**Task goal**
Return all lines in the data where the string "scalded" can be found.

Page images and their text
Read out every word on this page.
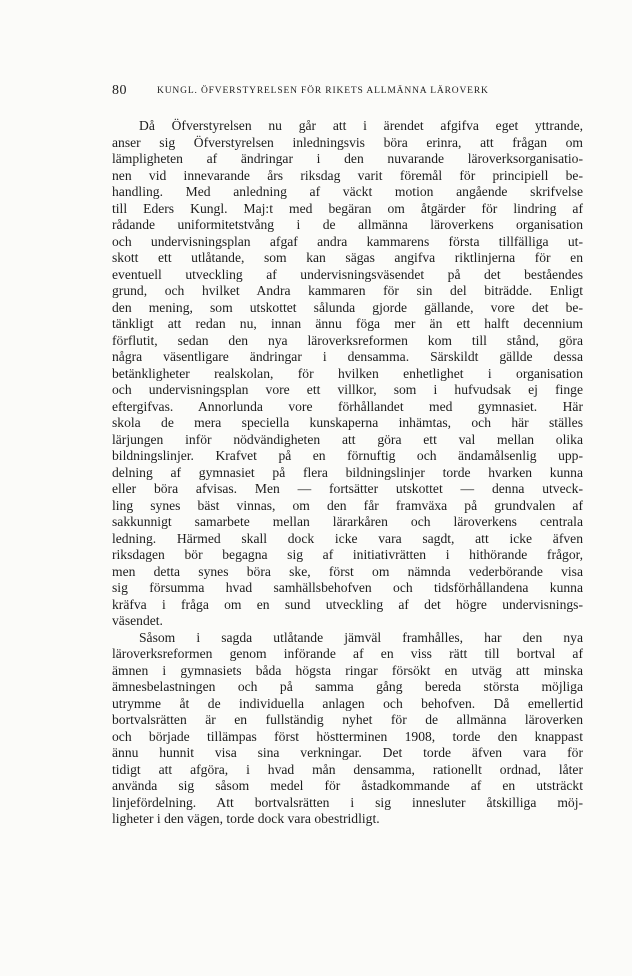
80	KUNGL. ÖFVERSTYRELSEN FÖR RIKETS ALLMÄNNA LÄROVERK
Då Öfverstyrelsen nu går att i ärendet afgifva eget yttrande,
anser sig Öfverstyrelsen inledningsvis böra erinra, att frågan om
lämpligheten af ändringar i den nuvarande läroverksorganisatio-
nen vid innevarande års riksdag varit föremål för principiell be-
handling. Med anledning af väckt motion angående skrifvelse
till Eders Kungl. Maj:t med begäran om åtgärder för lindring af
rådande uniformitetstvång i de allmänna läroverkens organisation
och undervisningsplan afgaf andra kammarens första tillfälliga ut-
skott ett utlåtande, som kan sägas angifva riktlinjerna för en
eventuell utveckling af undervisningsväsendet på det beståendes
grund, och hvilket Andra kammaren för sin del biträdde. Enligt
den mening, som utskottet sålunda gjorde gällande, vore det be-
tänkligt att redan nu, innan ännu föga mer än ett halft decennium
förflutit, sedan den nya läroverksreformen kom till stånd, göra
några väsentligare ändringar i densamma. Särskildt gällde dessa
betänkligheter realskolan, för hvilken enhetlighet i organisation
och undervisningsplan vore ett villkor, som i hufvudsak ej finge
eftergifvas. Annorlunda vore förhållandet med gymnasiet. Här
skola de mera speciella kunskaperna inhämtas, och här ställes
lärjungen inför nödvändigheten att göra ett val mellan olika
bildningslinjer. Krafvet på en förnuftig och ändamålsenlig upp-
delning af gymnasiet på flera bildningslinjer torde hvarken kunna
eller böra afvisas. Men — fortsätter utskottet — denna utveck-
ling synes bäst vinnas, om den får framväxa på grundvalen af
sakkunnigt samarbete mellan lärarkåren och läroverkens centrala
ledning. Härmed skall dock icke vara sagdt, att icke äfven
riksdagen bör begagna sig af initiativrätten i hithörande frågor,
men detta synes böra ske, först om nämnda vederbörande visa
sig försumma hvad samhällsbehofven och tidsförhållandena kunna
kräfva i fråga om en sund utveckling af det högre undervisnings-
väsendet.
Såsom i sagda utlåtande jämväl framhålles, har den nya
läroverksreformen genom införande af en viss rätt till bortval af
ämnen i gymnasiets båda högsta ringar försökt en utväg att minska
ämnesbelastningen och på samma gång bereda största möjliga
utrymme åt de individuella anlagen och behofven. Då emellertid
bortvalsrätten är en fullständig nyhet för de allmänna läroverken
och började tillämpas först höstterminen 1908, torde den knappast
ännu hunnit visa sina verkningar. Det torde äfven vara för
tidigt att afgöra, i hvad mån densamma, rationellt ordnad, låter
använda sig såsom medel för åstadkommande af en utsträckt
linjefördelning. Att bortvalsrätten i sig innesluter åtskilliga möj-
ligheter i den vägen, torde dock vara obestridligt.
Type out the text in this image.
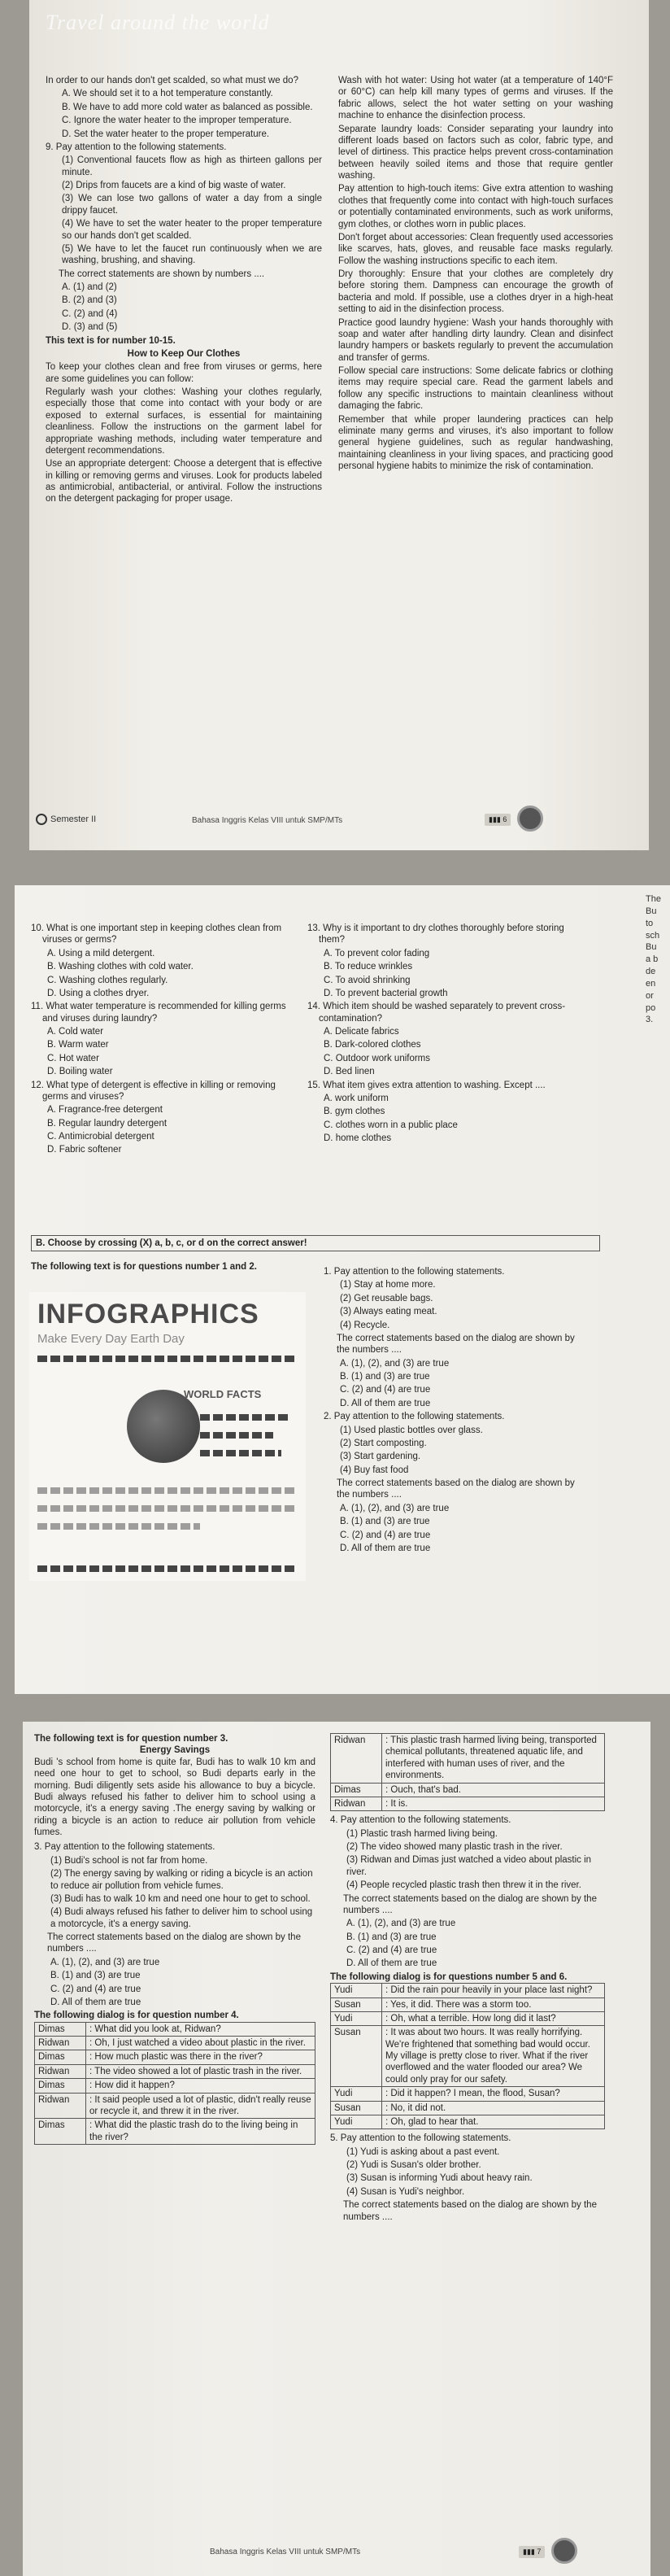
Travel around the world

In order to our hands don't get scalded, so what must we do?

A. We should set it to a hot temperature constantly.

B. We have to add more cold water as balanced as possible.

C. Ignore the water heater to the improper temperature.

D. Set the water heater to the proper temperature.

9. Pay attention to the following statements.

(1) Conventional faucets flow as high as thirteen gallons per minute.

(2) Drips from faucets are a kind of big waste of water.

(3) We can lose two gallons of water a day from a single drippy faucet.

(4) We have to set the water heater to the proper temperature so our hands don't get scalded.

(5) We have to let the faucet run continuously when we are washing, brushing, and shaving.

The correct statements are shown by numbers ....

A. (1) and (2)

B. (2) and (3)

C. (2) and (4)

D. (3) and (5)

This text is for number 10-15.

How to Keep Our Clothes

To keep your clothes clean and free from viruses or germs, here are some guidelines you can follow:

Regularly wash your clothes: Washing your clothes regularly, especially those that come into contact with your body or are exposed to external surfaces, is essential for maintaining cleanliness. Follow the instructions on the garment label for appropriate washing methods, including water temperature and detergent recommendations.

Use an appropriate detergent: Choose a detergent that is effective in killing or removing germs and viruses. Look for products labeled as antimicrobial, antibacterial, or antiviral. Follow the instructions on the detergent packaging for proper usage.

Wash with hot water: Using hot water (at a temperature of 140°F or 60°C) can help kill many types of germs and viruses. If the fabric allows, select the hot water setting on your washing machine to enhance the disinfection process.

Separate laundry loads: Consider separating your laundry into different loads based on factors such as color, fabric type, and level of dirtiness. This practice helps prevent cross-contamination between heavily soiled items and those that require gentler washing.

Pay attention to high-touch items: Give extra attention to washing clothes that frequently come into contact with high-touch surfaces or potentially contaminated environments, such as work uniforms, gym clothes, or clothes worn in public places.

Don't forget about accessories: Clean frequently used accessories like scarves, hats, gloves, and reusable face masks regularly. Follow the washing instructions specific to each item.

Dry thoroughly: Ensure that your clothes are completely dry before storing them. Dampness can encourage the growth of bacteria and mold. If possible, use a clothes dryer in a high-heat setting to aid in the disinfection process.

Practice good laundry hygiene: Wash your hands thoroughly with soap and water after handling dirty laundry. Clean and disinfect laundry hampers or baskets regularly to prevent the accumulation and transfer of germs.

Follow special care instructions: Some delicate fabrics or clothing items may require special care. Read the garment labels and follow any specific instructions to maintain cleanliness without damaging the fabric.

Remember that while proper laundering practices can help eliminate many germs and viruses, it's also important to follow general hygiene guidelines, such as regular handwashing, maintaining cleanliness in your living spaces, and practicing good personal hygiene habits to minimize the risk of contamination.

Semester II	Bahasa Inggris Kelas VIII untuk SMP/MTs	▮▮▮ 6

10. What is one important step in keeping clothes clean from viruses or germs?

A. Using a mild detergent.

B. Washing clothes with cold water.

C. Washing clothes regularly.

D. Using a clothes dryer.

11. What water temperature is recommended for killing germs and viruses during laundry?

A. Cold water

B. Warm water

C. Hot water

D. Boiling water

12. What type of detergent is effective in killing or removing germs and viruses?

A. Fragrance-free detergent

B. Regular laundry detergent

C. Antimicrobial detergent

D. Fabric softener

13. Why is it important to dry clothes thoroughly before storing them?

A. To prevent color fading

B. To reduce wrinkles

C. To avoid shrinking

D. To prevent bacterial growth

14. Which item should be washed separately to prevent cross-contamination?

A. Delicate fabrics

B. Dark-colored clothes

C. Outdoor work uniforms

D. Bed linen

15. What item gives extra attention to washing. Except ....

A. work uniform

B. gym clothes

C. clothes worn in a public place

D. home clothes

B. Choose by crossing (X) a, b, c, or d on the correct answer!
The following text is for questions number 1 and 2.
INFOGRAPHICS
Make Every Day Earth Day
WORLD FACTS

1. Pay attention to the following statements.

(1) Stay at home more.

(2) Get reusable bags.

(3) Always eating meat.

(4) Recycle.

The correct statements based on the dialog are shown by the numbers ....

A. (1), (2), and (3) are true

B. (1) and (3) are true

C. (2) and (4) are true

D. All of them are true

2. Pay attention to the following statements.

(1) Used plastic bottles over glass.

(2) Start composting.

(3) Start gardening.

(4) Buy fast food

The correct statements based on the dialog are shown by the numbers ....

A. (1), (2), and (3) are true

B. (1) and (3) are true

C. (2) and (4) are true

D. All of them are true

The
Bu
to
sch
Bu
a b
de
en
or
po
3.
The following text is for question number 3.
Energy Savings

Budi 's school from home is quite far, Budi has to walk 10 km and need one hour to get to school, so Budi departs early in the morning. Budi diligently sets aside his allowance to buy a bicycle. Budi always refused his father to deliver him to school using a motorcycle, it's a energy saving .The energy saving by walking or riding a bicycle is an action to reduce air pollution from vehicle fumes.

3. Pay attention to the following statements.

(1) Budi's school is not far from home.

(2) The energy saving by walking or riding a bicycle is an action to reduce air pollution from vehicle fumes.

(3) Budi has to walk 10 km and need one hour to get to school.

(4) Budi always refused his father to deliver him to school using a motorcycle, it's a energy saving.

The correct statements based on the dialog are shown by the numbers ....

A. (1), (2), and (3) are true

B. (1) and (3) are true

C. (2) and (4) are true

D. All of them are true

The following dialog is for question number 4.
Dimas	: What did you look at, Ridwan?
Ridwan	: Oh, I just watched a video about plastic in the river.
Dimas	: How much plastic was there in the river?
Ridwan	: The video showed a lot of plastic trash in the river.
Dimas	: How did it happen?
Ridwan	: It said people used a lot of plastic, didn't really reuse or recycle it, and threw it in the river.
Dimas	: What did the plastic trash do to the living being in the river?
Ridwan	: This plastic trash harmed living being, transported chemical pollutants, threatened aquatic life, and interfered with human uses of river, and the environments.
Dimas	: Ouch, that's bad.
Ridwan	: It is.

4. Pay attention to the following statements.

(1) Plastic trash harmed living being.

(2) The video showed many plastic trash in the river.

(3) Ridwan and Dimas just watched a video about plastic in river.

(4) People recycled plastic trash then threw it in the river.

The correct statements based on the dialog are shown by the numbers ....

A. (1), (2), and (3) are true

B. (1) and (3) are true

C. (2) and (4) are true

D. All of them are true

The following dialog is for questions number 5 and 6.
Yudi	: Did the rain pour heavily in your place last night?
Susan	: Yes, it did. There was a storm too.
Yudi	: Oh, what a terrible. How long did it last?
Susan	: It was about two hours. It was really horrifying. We're frightened that something bad would occur. My village is pretty close to river. What if the river overflowed and the water flooded our area? We could only pray for our safety.
Yudi	: Did it happen? I mean, the flood, Susan?
Susan	: No, it did not.
Yudi	: Oh, glad to hear that.

5. Pay attention to the following statements.

(1) Yudi is asking about a past event.

(2) Yudi is Susan's older brother.

(3) Susan is informing Yudi about heavy rain.

(4) Susan is Yudi's neighbor.

The correct statements based on the dialog are shown by the numbers ....

Bahasa Inggris Kelas VIII untuk SMP/MTs	▮▮▮ 7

**Output of the task**
In order to our hands don't get scalded, so what must we do?
(4) We have to set the water heater to the proper temperature so our hands don't get scalded.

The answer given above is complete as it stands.